* **REQUIRED TASK**: Quote every line of the items below word for word, changing nothing.
========================
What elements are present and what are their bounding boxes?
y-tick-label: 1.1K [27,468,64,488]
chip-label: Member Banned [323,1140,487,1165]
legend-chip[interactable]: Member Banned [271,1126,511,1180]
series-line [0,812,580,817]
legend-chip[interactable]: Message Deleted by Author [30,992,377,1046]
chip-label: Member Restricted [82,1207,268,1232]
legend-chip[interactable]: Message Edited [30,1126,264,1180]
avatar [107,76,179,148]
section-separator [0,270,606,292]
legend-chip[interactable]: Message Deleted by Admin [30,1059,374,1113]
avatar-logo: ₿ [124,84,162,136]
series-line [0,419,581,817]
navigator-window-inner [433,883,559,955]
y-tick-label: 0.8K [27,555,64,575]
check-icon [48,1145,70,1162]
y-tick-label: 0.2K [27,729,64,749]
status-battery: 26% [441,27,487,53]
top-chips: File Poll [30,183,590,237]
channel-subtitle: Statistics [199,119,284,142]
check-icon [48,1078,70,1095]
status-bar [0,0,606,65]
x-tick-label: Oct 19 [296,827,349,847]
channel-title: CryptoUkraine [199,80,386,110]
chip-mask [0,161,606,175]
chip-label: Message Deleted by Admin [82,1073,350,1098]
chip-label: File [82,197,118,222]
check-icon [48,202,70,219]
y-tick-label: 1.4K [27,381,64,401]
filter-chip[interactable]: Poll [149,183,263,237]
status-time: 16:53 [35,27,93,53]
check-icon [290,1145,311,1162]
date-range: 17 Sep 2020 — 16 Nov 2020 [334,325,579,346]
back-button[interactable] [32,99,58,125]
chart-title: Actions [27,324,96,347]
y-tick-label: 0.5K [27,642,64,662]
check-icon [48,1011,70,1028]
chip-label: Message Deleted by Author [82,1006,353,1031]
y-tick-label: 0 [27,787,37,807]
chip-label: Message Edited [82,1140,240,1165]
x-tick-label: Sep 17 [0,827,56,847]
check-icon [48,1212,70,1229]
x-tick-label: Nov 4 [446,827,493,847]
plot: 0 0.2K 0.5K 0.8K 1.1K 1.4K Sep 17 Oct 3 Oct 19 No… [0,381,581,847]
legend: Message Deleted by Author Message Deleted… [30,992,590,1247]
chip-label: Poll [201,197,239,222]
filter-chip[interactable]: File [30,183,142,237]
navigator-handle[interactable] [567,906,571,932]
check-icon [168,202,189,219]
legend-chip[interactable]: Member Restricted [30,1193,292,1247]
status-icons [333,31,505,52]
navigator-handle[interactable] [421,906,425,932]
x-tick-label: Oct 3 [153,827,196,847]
========================
* **FULL RESPONSE**:
What elements are present and what are their bounding boxes?
y-tick-label: 1.1K [27,468,64,488]
chip-label: Member Banned [323,1140,487,1165]
legend-chip[interactable]: Member Banned [271,1126,511,1180]
series-line [0,812,580,817]
legend-chip[interactable]: Message Deleted by Author [30,992,377,1046]
chip-label: Member Restricted [82,1207,268,1232]
legend-chip[interactable]: Message Edited [30,1126,264,1180]
avatar [107,76,179,148]
section-separator [0,270,606,292]
legend-chip[interactable]: Message Deleted by Admin [30,1059,374,1113]
avatar-logo: ₿ [124,84,162,136]
series-line [0,419,581,817]
navigator-window-inner [433,883,559,955]
y-tick-label: 0.8K [27,555,64,575]
check-icon [48,1145,70,1162]
y-tick-label: 0.2K [27,729,64,749]
status-battery: 26% [441,27,487,53]
top-chips: File Poll [30,183,590,237]
channel-subtitle: Statistics [199,119,284,142]
check-icon [48,1078,70,1095]
status-bar [0,0,606,65]
x-tick-label: Oct 19 [296,827,349,847]
channel-title: CryptoUkraine [199,80,386,110]
chip-mask [0,161,606,175]
chip-label: Message Deleted by Admin [82,1073,350,1098]
chip-label: File [82,197,118,222]
check-icon [48,202,70,219]
y-tick-label: 1.4K [27,381,64,401]
filter-chip[interactable]: Poll [149,183,263,237]
status-time: 16:53 [35,27,93,53]
check-icon [290,1145,311,1162]
date-range: 17 Sep 2020 — 16 Nov 2020 [334,325,579,346]
back-button[interactable] [32,99,58,125]
chart-title: Actions [27,324,96,347]
y-tick-label: 0.5K [27,642,64,662]
check-icon [48,1011,70,1028]
chip-label: Message Deleted by Author [82,1006,353,1031]
y-tick-label: 0 [27,787,37,807]
chip-label: Message Edited [82,1140,240,1165]
x-tick-label: Sep 17 [0,827,56,847]
check-icon [48,1212,70,1229]
x-tick-label: Nov 4 [446,827,493,847]
plot: 0 0.2K 0.5K 0.8K 1.1K 1.4K Sep 17 Oct 3 Oct 19 No… [0,381,581,847]
legend: Message Deleted by Author Message Deleted… [30,992,590,1247]
chip-label: Poll [201,197,239,222]
filter-chip[interactable]: File [30,183,142,237]
navigator-handle[interactable] [567,906,571,932]
check-icon [168,202,189,219]
legend-chip[interactable]: Member Restricted [30,1193,292,1247]
status-icons [333,31,505,52]
navigator-handle[interactable] [421,906,425,932]
x-tick-label: Oct 3 [153,827,196,847]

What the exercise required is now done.